Ils sont bien entraînés, tirent pour tuer et sont devenus la terreur des manifestants contre le président Daniel Ortega : selon des experts et des militants des droits de l'homme, des para-militaires pro-gouvernementaux sont derrière ces coups de feu mortels.

La terreur a régné ce week-end à Masaya, près de Managua, où des habitants munis de mortiers artisanaux se sont affrontés à la police anti-émeutes et à des groupes pro-gouvernementaux qu'ils accusent de procéder à des actes de pillage et d'incendie dans la ville.

A l'aide de meubles, de pièces métalliques et de tout ce qui pouvait leur tomber sous la main ils ont érigé des barricades dans presque toutes les rues de cette agglomération de plus de 100.000 habitants, parvenant pour le moment à repousser largement les forces de sécurité du président Ortega, qu'ils accusent de vouloir s'accrocher au pouvoir.

Mais ils ne peuvent pas faire grand chose contre les francs-tireurs qui, dénoncent-ils, les abattent froidement un à un depuis des positions situées autour du centre-ville.

Rien que d'entendre le mot "francotirador" (franc-tireur) est suffisant pour semer la panique dans la foule qui s'enfuit, éperdue, dans les rues rectilignes de la ville qui n'offrent que peu d'abris pour éviter les tirs des snipers.

______

CONSIGNES ET EXIGENCES
Rédigez la suite de l'article sur les francs-tireurs de Masaya en reprenant juste après sa dernière phrase.

______

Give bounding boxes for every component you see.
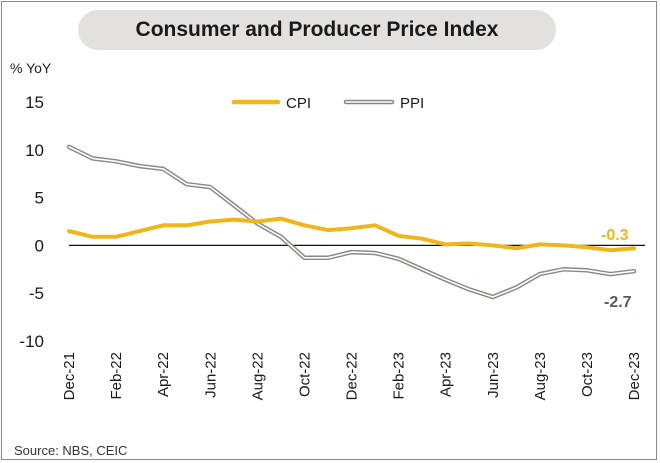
- x-tick-label: Oct-22: [296, 352, 313, 397]
- x-tick-label: Feb-23: [391, 352, 408, 400]
- ppi-end-label: -2.7: [604, 294, 632, 311]
- chart-title: Consumer and Producer Price Index: [135, 18, 499, 41]
- source-note: Source: NBS, CEIC: [14, 443, 128, 458]
- ppi-series-line-inner: [68, 146, 635, 298]
- x-tick-label: Aug-23: [532, 352, 549, 400]
- cpi-legend-label: CPI: [286, 95, 311, 112]
- cpi-end-label: -0.3: [601, 227, 629, 244]
- y-tick-label: -5: [29, 284, 44, 303]
- ppi-series-line: [66, 144, 637, 300]
- x-tick-label: Jun-23: [485, 352, 502, 398]
- y-tick-label: -10: [19, 332, 44, 351]
- x-tick-label: Apr-23: [438, 352, 455, 397]
- y-tick-label: 5: [35, 189, 44, 208]
- x-tick-label: Apr-22: [155, 352, 172, 397]
- ppi-legend-label: PPI: [400, 95, 424, 112]
- y-tick-label: 0: [35, 236, 44, 255]
- cpi-series-line: [67, 216, 636, 253]
- x-tick-label: Aug-22: [249, 352, 266, 400]
- x-tick-label: Dec-21: [61, 352, 78, 400]
- y-tick-label: 15: [25, 93, 44, 112]
- y-axis-unit-label: % YoY: [10, 60, 52, 76]
- x-tick-label: Jun-22: [202, 352, 219, 398]
- x-tick-label: Dec-23: [626, 352, 643, 400]
- x-tick-label: Oct-23: [579, 352, 596, 397]
- x-tick-label: Dec-22: [344, 352, 361, 400]
- chart-title-pill: Consumer and Producer Price Index: [78, 10, 556, 50]
- x-tick-label: Feb-22: [108, 352, 125, 400]
- y-tick-label: 10: [25, 141, 44, 160]
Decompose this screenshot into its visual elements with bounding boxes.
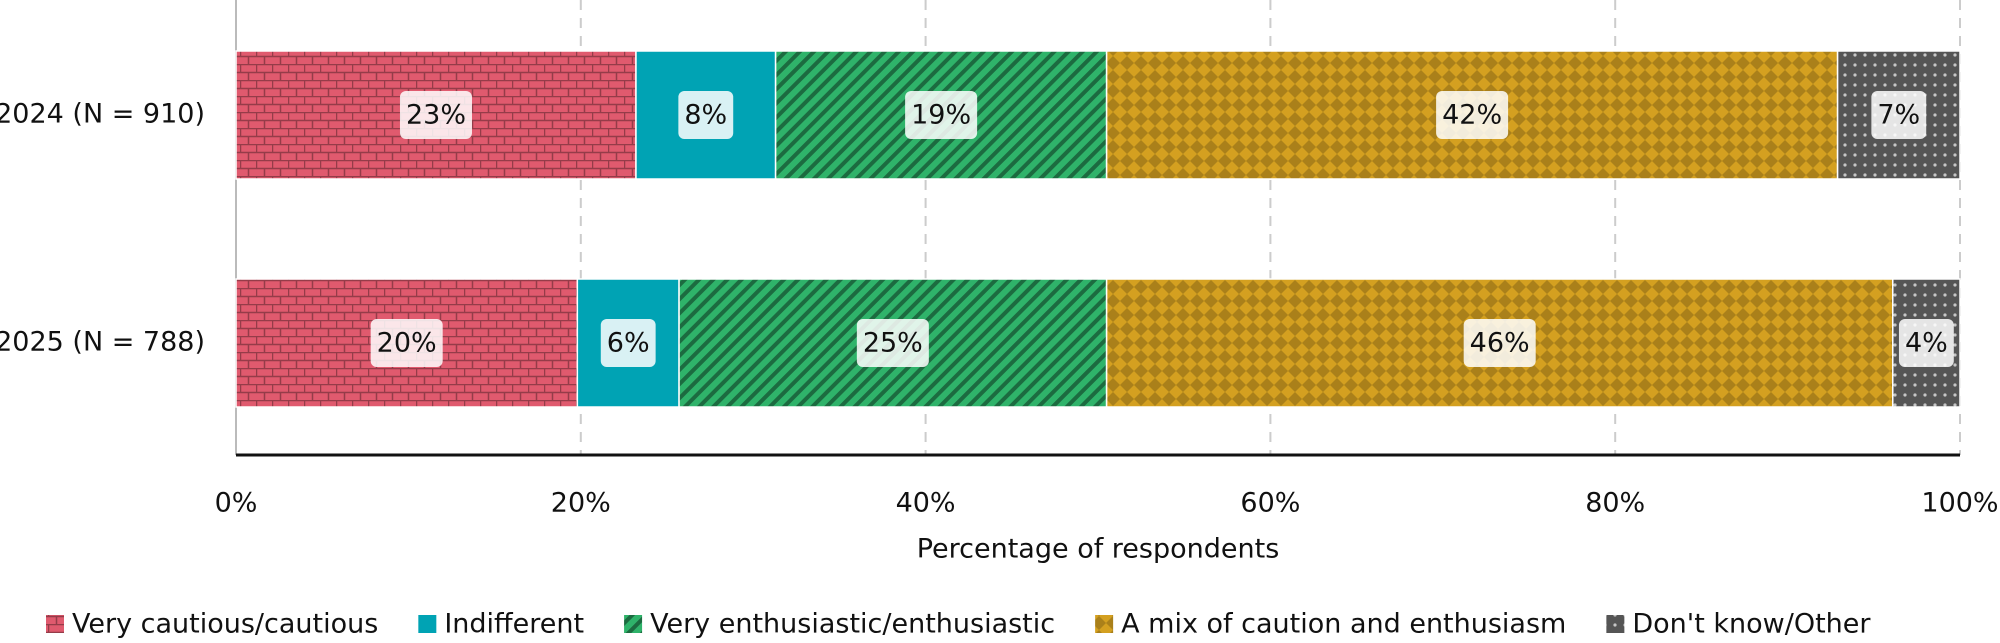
y-tick-label: 2024 (N = 910) xyxy=(0,99,205,130)
value-label: 23% xyxy=(406,100,466,131)
x-tick-label: 100% xyxy=(1921,488,1998,519)
legend-swatch xyxy=(418,615,437,633)
value-label: 25% xyxy=(863,328,923,359)
legend-swatch xyxy=(1095,615,1114,633)
value-label: 42% xyxy=(1442,100,1502,131)
value-label: 7% xyxy=(1877,100,1920,131)
value-label-box xyxy=(370,319,443,367)
value-label: 46% xyxy=(1470,328,1530,359)
legend-label: Don't know/Other xyxy=(1632,609,1871,640)
value-label-box xyxy=(1871,91,1927,139)
x-tick-label: 80% xyxy=(1585,488,1645,519)
value-label: 19% xyxy=(911,100,971,131)
legend-swatch xyxy=(1606,615,1625,633)
legend-label: Indifferent xyxy=(444,609,584,640)
value-label-box xyxy=(905,91,978,139)
y-tick-label: 2025 (N = 788) xyxy=(0,327,205,358)
value-label: 8% xyxy=(684,100,727,131)
x-axis-title: Percentage of respondents xyxy=(917,534,1280,565)
x-tick-label: 20% xyxy=(551,488,611,519)
value-label-box xyxy=(856,319,929,367)
value-label: 6% xyxy=(607,328,650,359)
value-label-box xyxy=(1463,319,1536,367)
value-label-box xyxy=(1436,91,1509,139)
legend-swatch xyxy=(46,615,64,633)
value-label: 20% xyxy=(377,328,437,359)
legend-label: A mix of caution and enthusiasm xyxy=(1121,609,1566,640)
legend-swatch xyxy=(624,615,643,633)
x-tick-label: 0% xyxy=(215,488,258,519)
value-label-box xyxy=(600,319,656,367)
x-tick-label: 40% xyxy=(896,488,956,519)
value-label-box xyxy=(399,91,472,139)
x-tick-label: 60% xyxy=(1240,488,1300,519)
value-label-box xyxy=(678,91,734,139)
legend-label: Very cautious/cautious xyxy=(72,609,378,640)
legend-label: Very enthusiastic/enthusiastic xyxy=(650,609,1055,640)
value-label-box xyxy=(1898,319,1954,367)
value-label: 4% xyxy=(1905,328,1948,359)
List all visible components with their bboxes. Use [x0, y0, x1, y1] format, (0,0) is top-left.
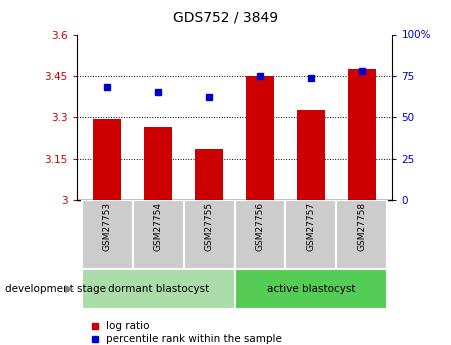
- Text: GSM27755: GSM27755: [205, 202, 214, 251]
- Text: development stage: development stage: [5, 284, 106, 294]
- Bar: [184, 200, 235, 269]
- Bar: [297, 110, 325, 200]
- Text: GDS752 / 3849: GDS752 / 3849: [173, 10, 278, 24]
- Bar: [235, 269, 387, 309]
- Bar: [133, 200, 184, 269]
- Bar: [285, 200, 336, 269]
- Text: GSM27754: GSM27754: [154, 202, 163, 251]
- Text: GSM27753: GSM27753: [103, 202, 112, 251]
- Bar: [195, 149, 223, 200]
- Text: GSM27756: GSM27756: [255, 202, 264, 251]
- Text: GSM27757: GSM27757: [306, 202, 315, 251]
- Text: dormant blastocyst: dormant blastocyst: [107, 284, 209, 294]
- Text: GSM27758: GSM27758: [357, 202, 366, 251]
- Text: percentile rank within the sample: percentile rank within the sample: [106, 334, 282, 344]
- Bar: [246, 76, 274, 200]
- Bar: [336, 200, 387, 269]
- Text: active blastocyst: active blastocyst: [267, 284, 355, 294]
- Text: ▶: ▶: [65, 284, 74, 294]
- Bar: [144, 127, 172, 200]
- Bar: [348, 69, 376, 200]
- Bar: [235, 200, 285, 269]
- Bar: [93, 119, 121, 200]
- Bar: [82, 269, 235, 309]
- Bar: [82, 200, 133, 269]
- Text: log ratio: log ratio: [106, 321, 149, 331]
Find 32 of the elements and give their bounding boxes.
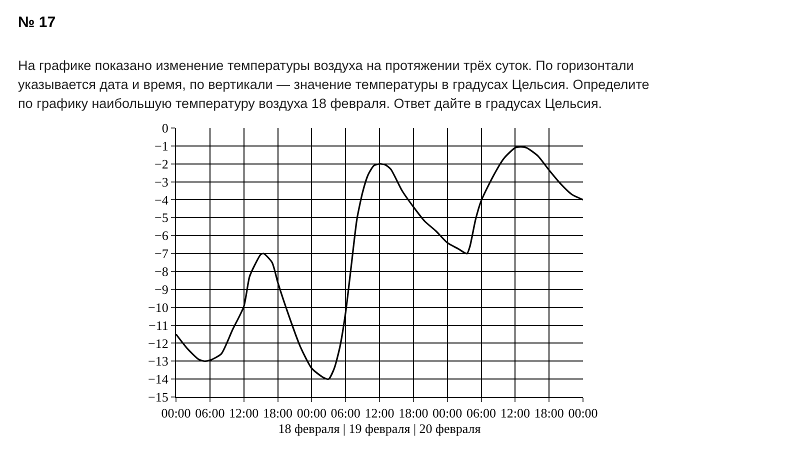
x-tick-label: 12:00 [500,406,530,421]
y-tick-label: −1 [154,138,168,154]
y-tick-label: −3 [154,174,168,190]
x-tick-label: 12:00 [229,406,259,421]
x-tick-label: 12:00 [364,406,394,421]
x-tick-label: 06:00 [466,406,496,421]
y-tick-label: −11 [148,318,168,333]
y-tick-label: −4 [154,192,169,208]
x-tick-label: 00:00 [568,406,598,421]
x-tick-label: 00:00 [432,406,462,421]
x-tick-label: 18:00 [398,406,428,421]
y-tick-label: −12 [148,336,168,351]
x-tick-label: 18:00 [262,406,293,421]
y-tick-label: −6 [154,228,169,244]
y-tick-label: −15 [148,390,168,405]
x-axis-title: 18 февраля | 19 февраля | 20 февраля [278,421,481,436]
x-tick-label: 06:00 [330,406,360,421]
y-tick-label: −9 [154,282,168,297]
y-tick-label: −14 [148,372,169,387]
y-tick-label: −5 [154,210,168,226]
chart-subtitle: На графике показано изменение температуры воздуха на протяжении трёх суток. По горизонтали указывается дата и время, по вертикали — значение температуры в градусах Цельсия. Определите по графику наибольшую температуру воздуха 18 февраля. Ответ дайте в градусах Цельсия. [18,57,650,113]
y-tick-label: −7 [154,246,169,262]
x-tick-label: 06:00 [195,406,225,421]
y-tick-label: −13 [148,354,168,369]
y-tick-label: −10 [148,300,168,315]
x-tick-label: 18:00 [534,406,564,421]
x-tick-label: 00:00 [161,406,191,421]
y-tick-label: −8 [154,264,168,280]
x-tick-label: 00:00 [296,406,326,421]
text: № 17 [18,14,56,31]
y-tick-label: 0 [162,120,168,136]
y-tick-label: −2 [154,156,168,172]
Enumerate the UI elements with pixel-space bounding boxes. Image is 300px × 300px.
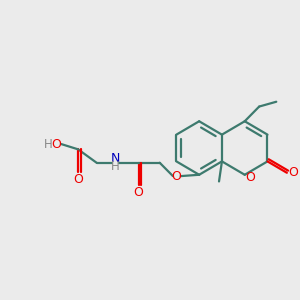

______

RÉPONSE ATTENDUE
"Une balle s'est logée ce matin dans la poitrine de mon voisin", a confié samedi à l'AFP Jonhatan Jose, 47 ans. "C'était un franc-tireur... Vous pouvez le dire par la taille de la blessure, énorme".

Arman Garcia, un manifestant qui se sert d'un bandana comme masque, confirme que "vous ne pouvez rien faire" si un franc-tireur vous a placé dans sa ligne de mire. "Leurs tirs sont précis et mortels : la tête, l'abdomen, le torse", explique cet homme de 37 ans.

A Managua, des récits appuyés par des vidéos font état de francs-tireurs habillés en civil pointant leurs armes contre des manifestants.

Seize personnes ont été tuées mercredi dernier dans la capitale, où de tels tireurs d'élite positionnés dans le stade de baseball et d'autres bâtiments ont de toute évidence tiré sur la foule qui défilait à l'initiative des mères des victimes de la violence qui secoue ce pays d'Amérique centrale.

Au moins 110 personnes ont péri depuis le début des manifestations le 18 avril, selon le Centre nicaraguayen pour les droits de l'homme.

Daniel Ortega, 72 ans, dément pour sa part que l'armée ou la police aient ouvert le feu contre des civils.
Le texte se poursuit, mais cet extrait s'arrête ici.